— START —
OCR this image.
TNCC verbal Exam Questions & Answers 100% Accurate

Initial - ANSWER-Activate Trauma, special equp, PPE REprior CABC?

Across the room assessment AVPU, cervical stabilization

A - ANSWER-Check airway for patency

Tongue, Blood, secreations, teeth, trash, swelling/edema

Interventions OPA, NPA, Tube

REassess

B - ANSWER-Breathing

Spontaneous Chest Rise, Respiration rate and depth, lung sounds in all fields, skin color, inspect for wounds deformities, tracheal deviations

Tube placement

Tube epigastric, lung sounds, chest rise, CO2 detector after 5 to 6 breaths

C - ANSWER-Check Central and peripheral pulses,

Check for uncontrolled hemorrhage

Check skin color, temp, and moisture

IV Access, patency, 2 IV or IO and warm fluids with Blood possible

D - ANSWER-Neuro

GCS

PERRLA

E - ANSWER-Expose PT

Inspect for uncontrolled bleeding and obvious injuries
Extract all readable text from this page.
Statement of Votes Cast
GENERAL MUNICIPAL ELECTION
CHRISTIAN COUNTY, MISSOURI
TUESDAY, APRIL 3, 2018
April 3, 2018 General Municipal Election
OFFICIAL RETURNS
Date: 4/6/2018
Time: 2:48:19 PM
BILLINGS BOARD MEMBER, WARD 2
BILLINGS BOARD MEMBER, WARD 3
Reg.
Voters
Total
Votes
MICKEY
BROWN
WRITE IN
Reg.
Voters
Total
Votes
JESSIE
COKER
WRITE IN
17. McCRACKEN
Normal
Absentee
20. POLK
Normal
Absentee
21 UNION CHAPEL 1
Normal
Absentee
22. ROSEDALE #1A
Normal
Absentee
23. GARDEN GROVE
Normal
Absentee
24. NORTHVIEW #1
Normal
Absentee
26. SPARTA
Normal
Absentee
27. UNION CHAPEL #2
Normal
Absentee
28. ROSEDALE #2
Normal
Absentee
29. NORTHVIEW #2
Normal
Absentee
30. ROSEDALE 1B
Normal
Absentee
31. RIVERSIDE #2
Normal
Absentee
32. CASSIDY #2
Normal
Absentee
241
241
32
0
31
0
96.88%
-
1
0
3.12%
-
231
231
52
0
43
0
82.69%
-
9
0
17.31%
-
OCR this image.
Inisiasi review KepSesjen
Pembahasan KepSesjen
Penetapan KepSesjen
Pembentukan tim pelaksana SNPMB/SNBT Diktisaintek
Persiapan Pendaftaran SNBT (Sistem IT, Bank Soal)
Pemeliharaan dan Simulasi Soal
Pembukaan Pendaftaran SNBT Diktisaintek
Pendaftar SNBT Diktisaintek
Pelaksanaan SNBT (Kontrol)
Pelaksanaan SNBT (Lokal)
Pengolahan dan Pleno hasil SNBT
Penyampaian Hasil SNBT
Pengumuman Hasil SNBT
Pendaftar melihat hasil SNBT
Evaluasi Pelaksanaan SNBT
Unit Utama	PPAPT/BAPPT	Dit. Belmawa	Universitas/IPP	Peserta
— END —
Task description
Choose all lines containing the string "Pelaksanaan" and copy them out.

Task result
Pelaksanaan SNBT (Kontrol)
Pelaksanaan SNBT (Lokal)
Evaluasi Pelaksanaan SNBT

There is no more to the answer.